** START WORKING DATA **
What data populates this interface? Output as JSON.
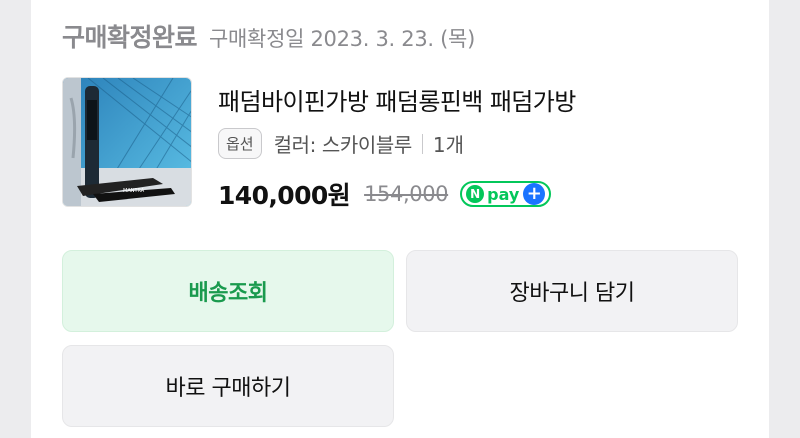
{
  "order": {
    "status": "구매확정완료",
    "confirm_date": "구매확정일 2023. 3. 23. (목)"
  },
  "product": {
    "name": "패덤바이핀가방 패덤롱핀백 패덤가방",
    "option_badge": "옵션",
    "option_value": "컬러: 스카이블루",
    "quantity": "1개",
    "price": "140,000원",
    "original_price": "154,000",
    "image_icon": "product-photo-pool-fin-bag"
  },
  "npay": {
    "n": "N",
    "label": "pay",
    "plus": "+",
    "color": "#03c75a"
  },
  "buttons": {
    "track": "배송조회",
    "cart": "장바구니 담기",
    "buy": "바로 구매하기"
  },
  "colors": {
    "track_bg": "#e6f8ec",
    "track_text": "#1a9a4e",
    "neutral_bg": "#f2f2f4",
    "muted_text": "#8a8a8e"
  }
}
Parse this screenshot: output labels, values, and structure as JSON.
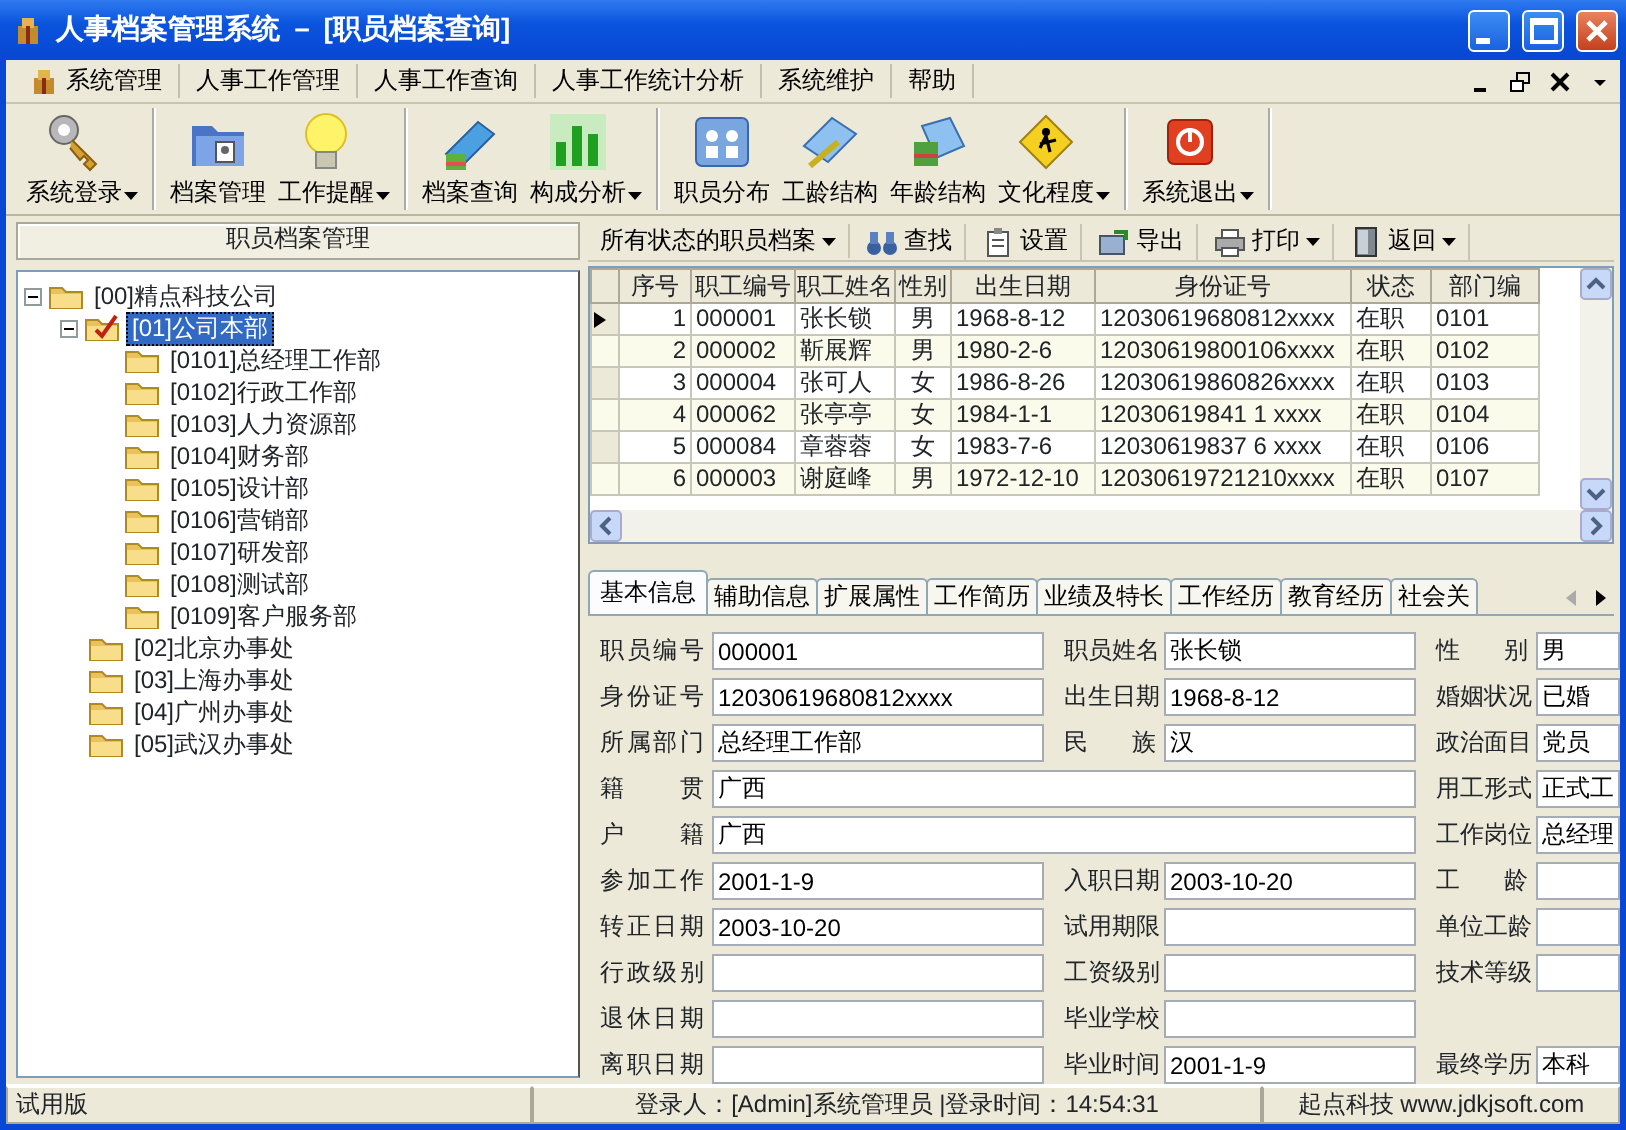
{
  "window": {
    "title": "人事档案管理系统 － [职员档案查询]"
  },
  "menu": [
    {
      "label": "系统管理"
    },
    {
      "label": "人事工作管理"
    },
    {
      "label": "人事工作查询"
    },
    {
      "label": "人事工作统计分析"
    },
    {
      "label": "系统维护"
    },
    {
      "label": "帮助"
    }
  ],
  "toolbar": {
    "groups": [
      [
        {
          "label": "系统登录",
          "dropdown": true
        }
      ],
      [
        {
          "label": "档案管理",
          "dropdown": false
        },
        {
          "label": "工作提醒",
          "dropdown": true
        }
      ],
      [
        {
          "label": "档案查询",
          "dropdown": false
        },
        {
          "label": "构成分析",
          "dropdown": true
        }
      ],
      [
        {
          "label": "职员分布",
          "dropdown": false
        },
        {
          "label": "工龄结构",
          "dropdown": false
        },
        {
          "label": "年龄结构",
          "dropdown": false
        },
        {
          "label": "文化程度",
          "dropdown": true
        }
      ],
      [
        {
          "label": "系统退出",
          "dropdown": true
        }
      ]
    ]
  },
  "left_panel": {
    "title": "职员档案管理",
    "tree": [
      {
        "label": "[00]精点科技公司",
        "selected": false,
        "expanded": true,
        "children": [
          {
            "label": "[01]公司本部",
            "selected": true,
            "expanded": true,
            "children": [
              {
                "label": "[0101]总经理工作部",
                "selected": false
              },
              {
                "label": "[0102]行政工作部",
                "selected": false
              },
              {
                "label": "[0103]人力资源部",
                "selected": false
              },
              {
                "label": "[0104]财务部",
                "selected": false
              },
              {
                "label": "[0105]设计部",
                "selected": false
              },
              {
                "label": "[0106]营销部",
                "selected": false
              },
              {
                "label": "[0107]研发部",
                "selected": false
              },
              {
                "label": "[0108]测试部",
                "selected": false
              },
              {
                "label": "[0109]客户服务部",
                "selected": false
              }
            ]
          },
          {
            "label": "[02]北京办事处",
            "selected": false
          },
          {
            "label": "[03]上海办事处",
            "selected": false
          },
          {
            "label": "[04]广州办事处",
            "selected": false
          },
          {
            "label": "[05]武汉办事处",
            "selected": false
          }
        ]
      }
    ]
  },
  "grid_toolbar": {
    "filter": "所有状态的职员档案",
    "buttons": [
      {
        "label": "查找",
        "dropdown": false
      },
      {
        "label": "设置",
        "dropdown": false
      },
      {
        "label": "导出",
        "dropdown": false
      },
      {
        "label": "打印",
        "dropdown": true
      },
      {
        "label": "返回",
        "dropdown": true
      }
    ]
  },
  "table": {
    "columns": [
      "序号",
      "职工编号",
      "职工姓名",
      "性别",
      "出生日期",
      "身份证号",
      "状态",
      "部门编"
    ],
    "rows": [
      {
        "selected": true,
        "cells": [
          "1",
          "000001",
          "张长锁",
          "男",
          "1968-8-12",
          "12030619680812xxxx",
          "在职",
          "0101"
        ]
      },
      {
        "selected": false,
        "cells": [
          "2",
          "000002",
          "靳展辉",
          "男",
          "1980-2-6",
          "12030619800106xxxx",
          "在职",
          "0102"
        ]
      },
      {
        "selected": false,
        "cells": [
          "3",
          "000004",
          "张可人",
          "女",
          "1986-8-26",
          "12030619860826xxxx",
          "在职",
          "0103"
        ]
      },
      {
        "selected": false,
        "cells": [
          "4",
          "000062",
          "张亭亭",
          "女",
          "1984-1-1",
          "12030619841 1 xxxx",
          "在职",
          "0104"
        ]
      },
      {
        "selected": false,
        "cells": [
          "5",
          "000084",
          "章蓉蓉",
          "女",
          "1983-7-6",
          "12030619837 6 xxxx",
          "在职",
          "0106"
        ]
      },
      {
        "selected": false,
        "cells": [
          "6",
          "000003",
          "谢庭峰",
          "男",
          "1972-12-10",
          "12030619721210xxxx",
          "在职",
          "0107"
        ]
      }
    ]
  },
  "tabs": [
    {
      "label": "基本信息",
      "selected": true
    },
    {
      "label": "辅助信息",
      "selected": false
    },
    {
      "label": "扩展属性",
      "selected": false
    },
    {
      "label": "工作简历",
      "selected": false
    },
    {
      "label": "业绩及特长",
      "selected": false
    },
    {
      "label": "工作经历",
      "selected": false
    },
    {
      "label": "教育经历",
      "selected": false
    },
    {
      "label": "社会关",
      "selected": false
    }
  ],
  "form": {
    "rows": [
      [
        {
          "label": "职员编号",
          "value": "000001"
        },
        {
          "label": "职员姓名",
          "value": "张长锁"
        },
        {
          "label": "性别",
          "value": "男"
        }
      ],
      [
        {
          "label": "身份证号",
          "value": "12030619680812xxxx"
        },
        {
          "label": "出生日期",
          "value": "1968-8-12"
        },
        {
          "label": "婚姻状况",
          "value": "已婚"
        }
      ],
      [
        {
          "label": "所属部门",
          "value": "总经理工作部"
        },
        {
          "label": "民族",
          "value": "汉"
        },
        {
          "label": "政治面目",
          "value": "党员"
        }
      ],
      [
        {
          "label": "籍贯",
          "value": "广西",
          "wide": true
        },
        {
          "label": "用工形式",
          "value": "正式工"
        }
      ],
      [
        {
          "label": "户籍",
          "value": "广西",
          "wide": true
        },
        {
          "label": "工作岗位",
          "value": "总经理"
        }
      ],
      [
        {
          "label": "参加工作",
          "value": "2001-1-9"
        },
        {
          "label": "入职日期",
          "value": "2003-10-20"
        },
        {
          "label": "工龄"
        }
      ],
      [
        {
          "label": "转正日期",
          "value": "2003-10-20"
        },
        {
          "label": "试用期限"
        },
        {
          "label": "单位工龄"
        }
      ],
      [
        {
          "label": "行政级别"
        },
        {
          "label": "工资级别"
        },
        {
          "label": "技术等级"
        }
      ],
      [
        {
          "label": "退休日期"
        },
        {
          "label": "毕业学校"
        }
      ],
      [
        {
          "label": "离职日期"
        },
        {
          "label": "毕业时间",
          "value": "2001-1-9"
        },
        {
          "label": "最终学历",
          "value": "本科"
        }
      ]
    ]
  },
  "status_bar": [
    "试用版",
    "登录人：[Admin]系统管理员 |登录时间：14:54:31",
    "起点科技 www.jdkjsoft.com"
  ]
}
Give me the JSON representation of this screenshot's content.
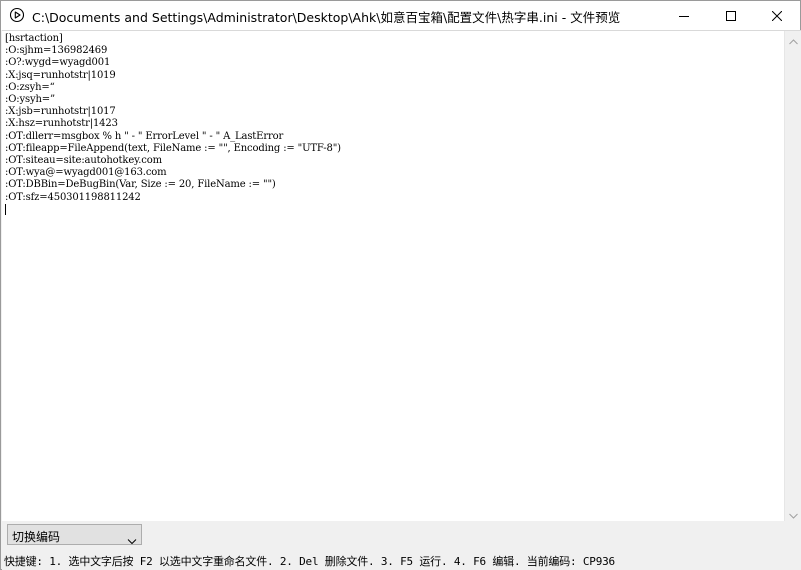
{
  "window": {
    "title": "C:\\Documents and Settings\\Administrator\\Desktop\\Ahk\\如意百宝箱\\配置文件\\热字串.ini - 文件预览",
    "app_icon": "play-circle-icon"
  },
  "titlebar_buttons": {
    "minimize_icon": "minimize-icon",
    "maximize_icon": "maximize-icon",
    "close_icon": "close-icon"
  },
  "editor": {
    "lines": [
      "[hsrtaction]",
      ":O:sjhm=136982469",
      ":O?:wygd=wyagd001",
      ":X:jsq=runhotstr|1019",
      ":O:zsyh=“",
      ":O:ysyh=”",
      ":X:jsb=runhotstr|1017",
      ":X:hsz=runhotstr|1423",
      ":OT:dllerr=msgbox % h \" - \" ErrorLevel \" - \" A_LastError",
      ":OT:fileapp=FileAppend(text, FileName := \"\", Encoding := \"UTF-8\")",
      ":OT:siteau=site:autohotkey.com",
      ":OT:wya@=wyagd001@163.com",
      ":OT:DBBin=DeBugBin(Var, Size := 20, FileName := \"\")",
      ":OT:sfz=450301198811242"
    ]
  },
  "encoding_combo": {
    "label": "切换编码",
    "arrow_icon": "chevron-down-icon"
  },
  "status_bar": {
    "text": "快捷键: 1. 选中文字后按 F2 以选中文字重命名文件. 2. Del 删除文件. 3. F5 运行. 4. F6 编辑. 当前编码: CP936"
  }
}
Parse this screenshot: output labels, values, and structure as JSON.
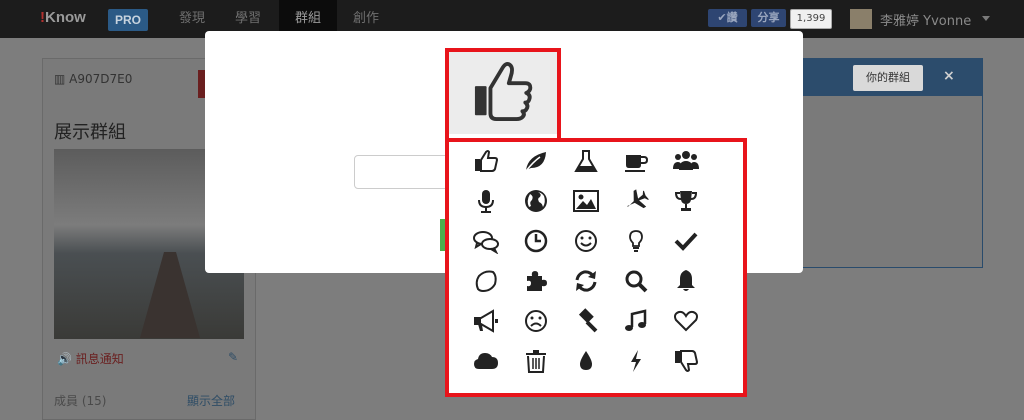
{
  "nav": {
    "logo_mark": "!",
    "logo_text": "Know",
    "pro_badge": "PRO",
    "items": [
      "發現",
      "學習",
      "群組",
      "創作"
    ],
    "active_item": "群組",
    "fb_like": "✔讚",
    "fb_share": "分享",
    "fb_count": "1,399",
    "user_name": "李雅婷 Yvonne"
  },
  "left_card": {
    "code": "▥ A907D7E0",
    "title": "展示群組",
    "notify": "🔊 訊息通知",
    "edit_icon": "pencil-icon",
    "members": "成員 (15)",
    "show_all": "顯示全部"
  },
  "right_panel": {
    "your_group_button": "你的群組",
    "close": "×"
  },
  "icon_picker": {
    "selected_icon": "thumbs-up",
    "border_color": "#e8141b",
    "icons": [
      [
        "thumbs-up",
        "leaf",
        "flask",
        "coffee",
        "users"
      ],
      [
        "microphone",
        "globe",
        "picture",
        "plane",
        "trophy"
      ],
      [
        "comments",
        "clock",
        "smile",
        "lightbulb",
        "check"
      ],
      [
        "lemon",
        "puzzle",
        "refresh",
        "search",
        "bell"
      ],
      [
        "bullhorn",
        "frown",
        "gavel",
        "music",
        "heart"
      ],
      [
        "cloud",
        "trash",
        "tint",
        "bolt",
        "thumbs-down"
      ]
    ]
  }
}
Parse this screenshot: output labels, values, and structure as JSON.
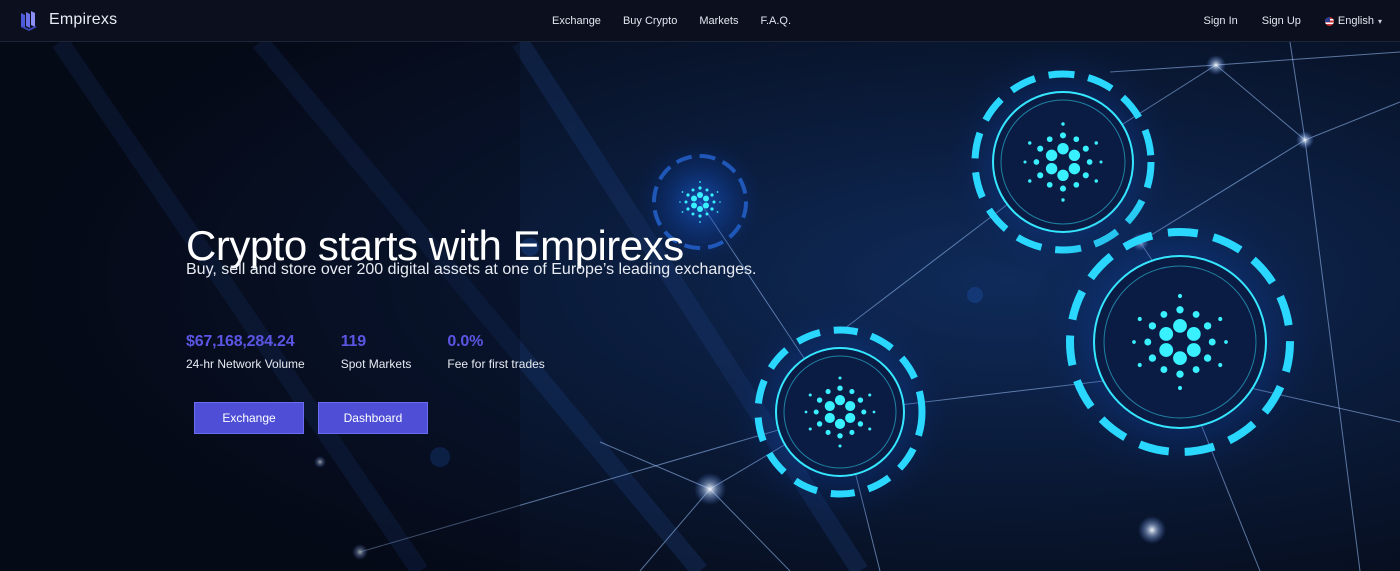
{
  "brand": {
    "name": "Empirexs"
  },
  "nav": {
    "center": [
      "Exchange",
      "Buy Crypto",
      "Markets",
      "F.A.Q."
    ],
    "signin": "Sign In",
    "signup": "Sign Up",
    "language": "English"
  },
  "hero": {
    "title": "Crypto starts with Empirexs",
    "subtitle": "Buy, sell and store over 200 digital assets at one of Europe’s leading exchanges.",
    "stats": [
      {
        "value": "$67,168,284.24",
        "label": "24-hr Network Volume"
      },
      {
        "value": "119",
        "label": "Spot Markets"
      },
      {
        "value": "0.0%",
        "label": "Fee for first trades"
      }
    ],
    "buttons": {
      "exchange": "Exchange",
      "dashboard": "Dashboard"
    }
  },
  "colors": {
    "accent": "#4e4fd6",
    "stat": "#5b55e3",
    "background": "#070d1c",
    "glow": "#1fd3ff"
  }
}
** END WORKING DATA **
WRITTEN TASK: In the records above, find each line that holds the word "Crypto"; copy all such lines.

SOLUTION TO THIS TASK:
      "Buy Crypto",
    "title": "Crypto starts with Empirexs",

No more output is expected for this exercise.